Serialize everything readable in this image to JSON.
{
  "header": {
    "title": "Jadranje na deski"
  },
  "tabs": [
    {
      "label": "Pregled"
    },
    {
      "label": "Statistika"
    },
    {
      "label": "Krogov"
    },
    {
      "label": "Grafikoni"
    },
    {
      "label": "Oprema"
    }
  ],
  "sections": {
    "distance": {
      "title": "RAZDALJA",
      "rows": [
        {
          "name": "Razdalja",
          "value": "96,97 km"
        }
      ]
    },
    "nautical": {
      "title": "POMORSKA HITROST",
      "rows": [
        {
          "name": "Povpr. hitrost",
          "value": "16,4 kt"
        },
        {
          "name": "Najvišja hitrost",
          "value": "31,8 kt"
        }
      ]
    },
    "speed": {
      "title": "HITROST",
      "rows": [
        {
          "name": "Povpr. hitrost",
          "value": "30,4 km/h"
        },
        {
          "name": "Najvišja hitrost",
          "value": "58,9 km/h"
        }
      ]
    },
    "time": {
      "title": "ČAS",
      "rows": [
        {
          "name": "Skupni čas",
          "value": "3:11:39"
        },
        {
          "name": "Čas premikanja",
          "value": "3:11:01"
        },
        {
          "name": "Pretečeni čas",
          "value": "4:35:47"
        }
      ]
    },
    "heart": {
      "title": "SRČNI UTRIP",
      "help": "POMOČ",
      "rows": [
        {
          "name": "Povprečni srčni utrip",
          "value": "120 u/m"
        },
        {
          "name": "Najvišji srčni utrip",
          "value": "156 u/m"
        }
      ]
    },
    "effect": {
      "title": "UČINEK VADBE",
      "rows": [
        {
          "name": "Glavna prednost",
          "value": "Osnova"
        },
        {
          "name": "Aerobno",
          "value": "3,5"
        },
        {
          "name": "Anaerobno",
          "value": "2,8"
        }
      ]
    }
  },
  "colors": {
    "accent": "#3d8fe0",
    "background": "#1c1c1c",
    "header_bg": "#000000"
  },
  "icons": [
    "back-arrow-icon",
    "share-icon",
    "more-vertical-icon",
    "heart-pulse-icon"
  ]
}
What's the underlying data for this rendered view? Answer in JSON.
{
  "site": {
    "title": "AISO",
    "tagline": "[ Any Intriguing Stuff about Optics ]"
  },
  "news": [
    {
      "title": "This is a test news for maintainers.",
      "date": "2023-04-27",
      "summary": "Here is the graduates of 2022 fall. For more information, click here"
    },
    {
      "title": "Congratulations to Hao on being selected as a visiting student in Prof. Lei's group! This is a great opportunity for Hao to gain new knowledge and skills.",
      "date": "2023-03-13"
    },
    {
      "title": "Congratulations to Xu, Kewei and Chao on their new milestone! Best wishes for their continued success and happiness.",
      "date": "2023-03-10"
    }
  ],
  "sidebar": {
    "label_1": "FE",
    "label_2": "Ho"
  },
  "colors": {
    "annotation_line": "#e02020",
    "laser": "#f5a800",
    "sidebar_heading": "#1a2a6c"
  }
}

__Work to complete__
Retype all of the material, keeping each line exact.

__Answer to the exercise__
Serialize everything readable in this image to JSON.
{
  "header": {
    "title": "Jadranje na deski"
  },
  "tabs": [
    {
      "label": "Pregled"
    },
    {
      "label": "Statistika"
    },
    {
      "label": "Krogov"
    },
    {
      "label": "Grafikoni"
    },
    {
      "label": "Oprema"
    }
  ],
  "sections": {
    "distance": {
      "title": "RAZDALJA",
      "rows": [
        {
          "name": "Razdalja",
          "value": "96,97 km"
        }
      ]
    },
    "nautical": {
      "title": "POMORSKA HITROST",
      "rows": [
        {
          "name": "Povpr. hitrost",
          "value": "16,4 kt"
        },
        {
          "name": "Najvišja hitrost",
          "value": "31,8 kt"
        }
      ]
    },
    "speed": {
      "title": "HITROST",
      "rows": [
        {
          "name": "Povpr. hitrost",
          "value": "30,4 km/h"
        },
        {
          "name": "Najvišja hitrost",
          "value": "58,9 km/h"
        }
      ]
    },
    "time": {
      "title": "ČAS",
      "rows": [
        {
          "name": "Skupni čas",
          "value": "3:11:39"
        },
        {
          "name": "Čas premikanja",
          "value": "3:11:01"
        },
        {
          "name": "Pretečeni čas",
          "value": "4:35:47"
        }
      ]
    },
    "heart": {
      "title": "SRČNI UTRIP",
      "help": "POMOČ",
      "rows": [
        {
          "name": "Povprečni srčni utrip",
          "value": "120 u/m"
        },
        {
          "name": "Najvišji srčni utrip",
          "value": "156 u/m"
        }
      ]
    },
    "effect": {
      "title": "UČINEK VADBE",
      "rows": [
        {
          "name": "Glavna prednost",
          "value": "Osnova"
        },
        {
          "name": "Aerobno",
          "value": "3,5"
        },
        {
          "name": "Anaerobno",
          "value": "2,8"
        }
      ]
    }
  },
  "colors": {
    "accent": "#3d8fe0",
    "background": "#1c1c1c",
    "header_bg": "#000000"
  },
  "icons": [
    "back-arrow-icon",
    "share-icon",
    "more-vertical-icon",
    "heart-pulse-icon"
  ]
}
What's the underlying data for this rendered view? Answer in JSON.
{
  "site": {
    "title": "AISO",
    "tagline": "[ Any Intriguing Stuff about Optics ]"
  },
  "news": [
    {
      "title": "This is a test news for maintainers.",
      "date": "2023-04-27",
      "summary": "Here is the graduates of 2022 fall. For more information, click here"
    },
    {
      "title": "Congratulations to Hao on being selected as a visiting student in Prof. Lei's group! This is a great opportunity for Hao to gain new knowledge and skills.",
      "date": "2023-03-13"
    },
    {
      "title": "Congratulations to Xu, Kewei and Chao on their new milestone! Best wishes for their continued success and happiness.",
      "date": "2023-03-10"
    }
  ],
  "sidebar": {
    "label_1": "FE",
    "label_2": "Ho"
  },
  "colors": {
    "annotation_line": "#e02020",
    "laser": "#f5a800",
    "sidebar_heading": "#1a2a6c"
  }
}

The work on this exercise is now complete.